**** Data lines

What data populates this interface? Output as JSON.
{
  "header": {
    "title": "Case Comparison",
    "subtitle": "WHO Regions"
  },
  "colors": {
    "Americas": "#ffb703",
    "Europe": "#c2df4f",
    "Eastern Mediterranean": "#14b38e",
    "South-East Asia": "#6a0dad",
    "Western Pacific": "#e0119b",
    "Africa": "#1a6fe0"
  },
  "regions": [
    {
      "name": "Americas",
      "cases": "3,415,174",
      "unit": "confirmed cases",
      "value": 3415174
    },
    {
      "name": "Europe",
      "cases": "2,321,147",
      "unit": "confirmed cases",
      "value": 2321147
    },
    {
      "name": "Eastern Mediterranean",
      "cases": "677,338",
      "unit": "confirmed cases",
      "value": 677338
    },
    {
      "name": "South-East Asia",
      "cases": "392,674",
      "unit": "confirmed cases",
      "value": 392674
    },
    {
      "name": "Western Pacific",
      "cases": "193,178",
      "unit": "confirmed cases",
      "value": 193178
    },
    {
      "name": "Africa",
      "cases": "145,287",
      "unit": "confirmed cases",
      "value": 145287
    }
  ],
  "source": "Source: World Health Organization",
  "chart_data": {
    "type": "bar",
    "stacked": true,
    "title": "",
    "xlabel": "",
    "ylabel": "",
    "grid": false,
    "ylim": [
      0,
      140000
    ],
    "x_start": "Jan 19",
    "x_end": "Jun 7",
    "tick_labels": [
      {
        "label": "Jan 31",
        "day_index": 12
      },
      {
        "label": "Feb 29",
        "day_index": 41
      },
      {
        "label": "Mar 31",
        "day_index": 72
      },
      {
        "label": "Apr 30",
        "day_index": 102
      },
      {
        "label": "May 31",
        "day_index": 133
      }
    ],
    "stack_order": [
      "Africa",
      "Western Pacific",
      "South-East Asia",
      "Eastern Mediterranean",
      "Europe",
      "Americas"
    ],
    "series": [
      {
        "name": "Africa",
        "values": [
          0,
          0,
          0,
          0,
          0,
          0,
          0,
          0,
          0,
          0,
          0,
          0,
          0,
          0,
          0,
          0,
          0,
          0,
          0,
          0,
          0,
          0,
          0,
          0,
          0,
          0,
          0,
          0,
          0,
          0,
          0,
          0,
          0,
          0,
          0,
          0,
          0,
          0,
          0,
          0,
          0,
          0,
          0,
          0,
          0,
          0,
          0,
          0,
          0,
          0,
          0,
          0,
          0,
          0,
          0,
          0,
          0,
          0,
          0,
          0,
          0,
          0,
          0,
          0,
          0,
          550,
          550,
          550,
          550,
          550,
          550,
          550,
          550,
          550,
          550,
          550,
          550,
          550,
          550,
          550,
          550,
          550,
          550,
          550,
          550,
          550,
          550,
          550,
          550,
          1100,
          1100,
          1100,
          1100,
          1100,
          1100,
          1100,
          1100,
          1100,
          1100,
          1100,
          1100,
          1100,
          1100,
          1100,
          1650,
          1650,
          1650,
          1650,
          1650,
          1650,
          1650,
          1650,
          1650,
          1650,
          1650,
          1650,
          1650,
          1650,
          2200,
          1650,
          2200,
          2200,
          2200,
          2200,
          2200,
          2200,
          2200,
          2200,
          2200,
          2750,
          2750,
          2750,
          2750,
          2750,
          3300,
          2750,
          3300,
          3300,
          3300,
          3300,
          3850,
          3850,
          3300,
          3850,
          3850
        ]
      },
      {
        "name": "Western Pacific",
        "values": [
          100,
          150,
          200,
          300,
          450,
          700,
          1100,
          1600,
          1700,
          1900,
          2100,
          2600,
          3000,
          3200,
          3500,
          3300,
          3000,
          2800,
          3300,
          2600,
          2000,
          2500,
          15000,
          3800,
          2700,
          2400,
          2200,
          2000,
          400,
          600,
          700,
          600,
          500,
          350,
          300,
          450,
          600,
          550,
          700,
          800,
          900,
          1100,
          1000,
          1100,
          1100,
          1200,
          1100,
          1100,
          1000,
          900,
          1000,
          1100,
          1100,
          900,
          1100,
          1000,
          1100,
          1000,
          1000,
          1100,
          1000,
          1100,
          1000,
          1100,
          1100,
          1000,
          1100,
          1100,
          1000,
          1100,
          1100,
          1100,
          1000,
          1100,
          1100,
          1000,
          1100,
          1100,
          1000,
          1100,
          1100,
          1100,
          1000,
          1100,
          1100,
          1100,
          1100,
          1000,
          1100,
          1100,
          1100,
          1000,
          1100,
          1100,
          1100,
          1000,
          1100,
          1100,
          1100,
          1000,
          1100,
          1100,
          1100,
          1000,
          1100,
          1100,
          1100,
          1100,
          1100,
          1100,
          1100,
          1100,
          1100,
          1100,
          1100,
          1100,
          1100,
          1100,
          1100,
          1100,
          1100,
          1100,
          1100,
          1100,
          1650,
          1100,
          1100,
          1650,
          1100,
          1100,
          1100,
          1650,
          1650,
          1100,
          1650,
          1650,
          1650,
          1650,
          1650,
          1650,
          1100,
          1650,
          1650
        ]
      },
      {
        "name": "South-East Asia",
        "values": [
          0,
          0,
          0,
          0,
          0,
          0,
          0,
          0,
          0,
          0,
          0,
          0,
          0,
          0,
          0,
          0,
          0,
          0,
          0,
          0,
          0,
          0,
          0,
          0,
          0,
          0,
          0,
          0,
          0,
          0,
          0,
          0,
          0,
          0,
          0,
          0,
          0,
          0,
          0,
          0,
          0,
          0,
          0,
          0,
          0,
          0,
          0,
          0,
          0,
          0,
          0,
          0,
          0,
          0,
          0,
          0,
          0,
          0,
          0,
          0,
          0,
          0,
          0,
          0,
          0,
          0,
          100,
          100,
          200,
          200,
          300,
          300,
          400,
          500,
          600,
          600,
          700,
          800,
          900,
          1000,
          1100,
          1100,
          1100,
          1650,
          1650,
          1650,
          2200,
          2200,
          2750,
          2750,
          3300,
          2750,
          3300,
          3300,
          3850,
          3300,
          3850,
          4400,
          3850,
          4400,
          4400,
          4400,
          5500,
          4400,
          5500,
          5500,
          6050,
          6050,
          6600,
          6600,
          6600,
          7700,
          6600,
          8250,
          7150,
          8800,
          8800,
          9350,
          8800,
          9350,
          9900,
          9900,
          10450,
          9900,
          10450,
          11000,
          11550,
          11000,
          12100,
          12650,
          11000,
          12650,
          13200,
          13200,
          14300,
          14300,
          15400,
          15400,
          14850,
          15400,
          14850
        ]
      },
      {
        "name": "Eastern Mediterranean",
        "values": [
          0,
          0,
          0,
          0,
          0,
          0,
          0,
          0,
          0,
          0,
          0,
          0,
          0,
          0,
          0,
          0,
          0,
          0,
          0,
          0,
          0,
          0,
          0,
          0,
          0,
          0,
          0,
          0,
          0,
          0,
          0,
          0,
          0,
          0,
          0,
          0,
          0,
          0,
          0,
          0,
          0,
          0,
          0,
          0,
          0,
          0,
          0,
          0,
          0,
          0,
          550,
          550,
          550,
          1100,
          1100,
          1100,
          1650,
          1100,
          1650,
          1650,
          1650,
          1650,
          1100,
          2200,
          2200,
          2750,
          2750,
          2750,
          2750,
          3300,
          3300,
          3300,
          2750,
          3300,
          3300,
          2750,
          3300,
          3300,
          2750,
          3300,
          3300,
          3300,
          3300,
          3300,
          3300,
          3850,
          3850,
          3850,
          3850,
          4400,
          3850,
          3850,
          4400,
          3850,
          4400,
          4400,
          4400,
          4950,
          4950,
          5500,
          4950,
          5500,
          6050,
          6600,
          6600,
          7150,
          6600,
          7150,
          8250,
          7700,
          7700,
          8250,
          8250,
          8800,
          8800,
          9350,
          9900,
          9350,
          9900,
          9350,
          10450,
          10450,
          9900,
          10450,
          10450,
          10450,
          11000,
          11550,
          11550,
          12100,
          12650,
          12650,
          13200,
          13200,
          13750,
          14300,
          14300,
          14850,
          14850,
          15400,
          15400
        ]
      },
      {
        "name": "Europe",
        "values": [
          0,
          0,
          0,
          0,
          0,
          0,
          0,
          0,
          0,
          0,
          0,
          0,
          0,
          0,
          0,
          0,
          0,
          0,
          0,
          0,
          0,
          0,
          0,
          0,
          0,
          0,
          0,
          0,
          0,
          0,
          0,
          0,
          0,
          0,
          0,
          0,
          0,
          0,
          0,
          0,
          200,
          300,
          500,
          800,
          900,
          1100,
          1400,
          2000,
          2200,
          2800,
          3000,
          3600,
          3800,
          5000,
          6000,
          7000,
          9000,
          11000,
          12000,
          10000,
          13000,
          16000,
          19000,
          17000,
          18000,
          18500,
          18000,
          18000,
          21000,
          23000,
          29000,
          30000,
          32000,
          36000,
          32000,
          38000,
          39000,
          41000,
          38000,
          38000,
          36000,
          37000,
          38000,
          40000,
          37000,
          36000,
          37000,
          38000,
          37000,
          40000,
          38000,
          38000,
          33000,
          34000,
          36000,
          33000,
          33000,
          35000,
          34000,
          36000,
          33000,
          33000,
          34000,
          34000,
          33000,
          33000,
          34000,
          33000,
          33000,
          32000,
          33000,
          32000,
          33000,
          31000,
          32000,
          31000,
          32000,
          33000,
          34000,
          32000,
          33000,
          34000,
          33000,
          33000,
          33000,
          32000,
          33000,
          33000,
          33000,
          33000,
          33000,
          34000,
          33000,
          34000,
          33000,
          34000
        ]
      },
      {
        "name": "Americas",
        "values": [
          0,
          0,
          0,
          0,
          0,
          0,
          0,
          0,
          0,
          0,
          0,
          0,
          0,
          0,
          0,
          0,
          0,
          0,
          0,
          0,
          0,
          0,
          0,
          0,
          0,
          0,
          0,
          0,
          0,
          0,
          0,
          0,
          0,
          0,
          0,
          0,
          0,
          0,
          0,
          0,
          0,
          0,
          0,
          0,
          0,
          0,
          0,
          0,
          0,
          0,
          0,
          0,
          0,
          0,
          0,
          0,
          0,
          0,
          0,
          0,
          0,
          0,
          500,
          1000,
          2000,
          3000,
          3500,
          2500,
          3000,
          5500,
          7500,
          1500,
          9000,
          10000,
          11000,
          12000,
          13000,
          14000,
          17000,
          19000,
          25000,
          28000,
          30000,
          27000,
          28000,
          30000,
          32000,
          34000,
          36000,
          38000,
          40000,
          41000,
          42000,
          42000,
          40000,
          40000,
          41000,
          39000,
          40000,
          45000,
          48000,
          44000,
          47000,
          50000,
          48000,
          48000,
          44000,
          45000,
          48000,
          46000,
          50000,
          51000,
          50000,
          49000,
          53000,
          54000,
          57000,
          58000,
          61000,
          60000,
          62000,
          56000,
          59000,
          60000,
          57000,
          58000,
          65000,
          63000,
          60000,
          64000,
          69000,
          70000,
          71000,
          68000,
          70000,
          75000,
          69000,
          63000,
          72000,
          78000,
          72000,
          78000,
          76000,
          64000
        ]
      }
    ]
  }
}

********

**Exercise task**
Show the lines where the word "Western" appears in the entries.

**The solution**
    "Western Pacific": "#e0119b",
      "name": "Western Pacific",
      "Western Pacific",
        "name": "Western Pacific",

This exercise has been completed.